# [Exercise task]
Reproduce the entries word for word, and omit any picture you find in them.

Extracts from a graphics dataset

────────

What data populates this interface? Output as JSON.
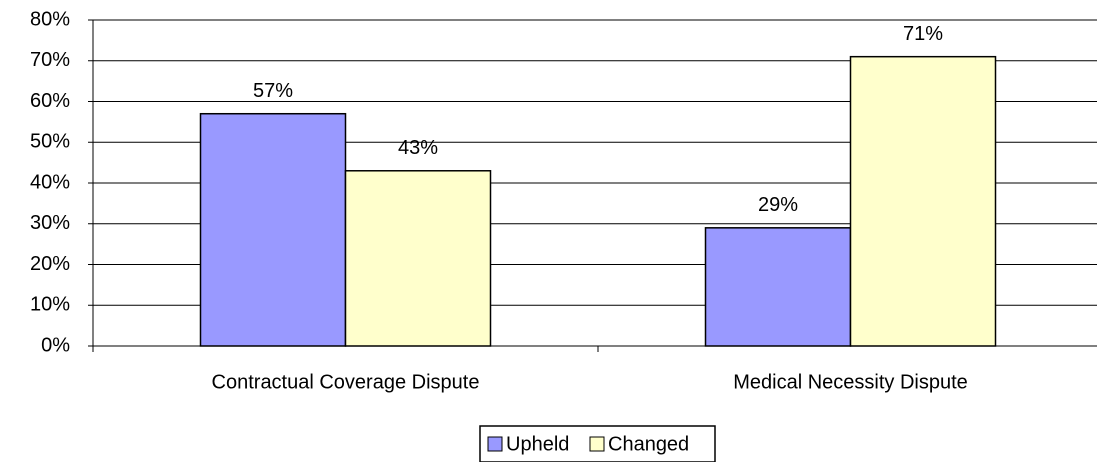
{
  "chart_data": {
    "type": "bar",
    "categories": [
      "Contractual Coverage Dispute",
      "Medical Necessity Dispute"
    ],
    "series": [
      {
        "name": "Upheld",
        "color": "#9999ff",
        "values": [
          57,
          29
        ],
        "value_labels": [
          "57%",
          "29%"
        ]
      },
      {
        "name": "Changed",
        "color": "#ffffcc",
        "values": [
          43,
          71
        ],
        "value_labels": [
          "43%",
          "71%"
        ]
      }
    ],
    "ylim": [
      0,
      80
    ],
    "yticks": [
      {
        "value": 0,
        "label": "0%"
      },
      {
        "value": 10,
        "label": "10%"
      },
      {
        "value": 20,
        "label": "20%"
      },
      {
        "value": 30,
        "label": "30%"
      },
      {
        "value": 40,
        "label": "40%"
      },
      {
        "value": 50,
        "label": "50%"
      },
      {
        "value": 60,
        "label": "60%"
      },
      {
        "value": 70,
        "label": "70%"
      },
      {
        "value": 80,
        "label": "80%"
      }
    ],
    "grid": true,
    "legend": "bottom"
  }
}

────────

# [Answer to this task]
What data populates this interface? Output as JSON.
{
  "chart_data": {
    "type": "bar",
    "categories": [
      "Contractual Coverage Dispute",
      "Medical Necessity Dispute"
    ],
    "series": [
      {
        "name": "Upheld",
        "color": "#9999ff",
        "values": [
          57,
          29
        ],
        "value_labels": [
          "57%",
          "29%"
        ]
      },
      {
        "name": "Changed",
        "color": "#ffffcc",
        "values": [
          43,
          71
        ],
        "value_labels": [
          "43%",
          "71%"
        ]
      }
    ],
    "ylim": [
      0,
      80
    ],
    "yticks": [
      {
        "value": 0,
        "label": "0%"
      },
      {
        "value": 10,
        "label": "10%"
      },
      {
        "value": 20,
        "label": "20%"
      },
      {
        "value": 30,
        "label": "30%"
      },
      {
        "value": 40,
        "label": "40%"
      },
      {
        "value": 50,
        "label": "50%"
      },
      {
        "value": 60,
        "label": "60%"
      },
      {
        "value": 70,
        "label": "70%"
      },
      {
        "value": 80,
        "label": "80%"
      }
    ],
    "grid": true,
    "legend": "bottom"
  }
}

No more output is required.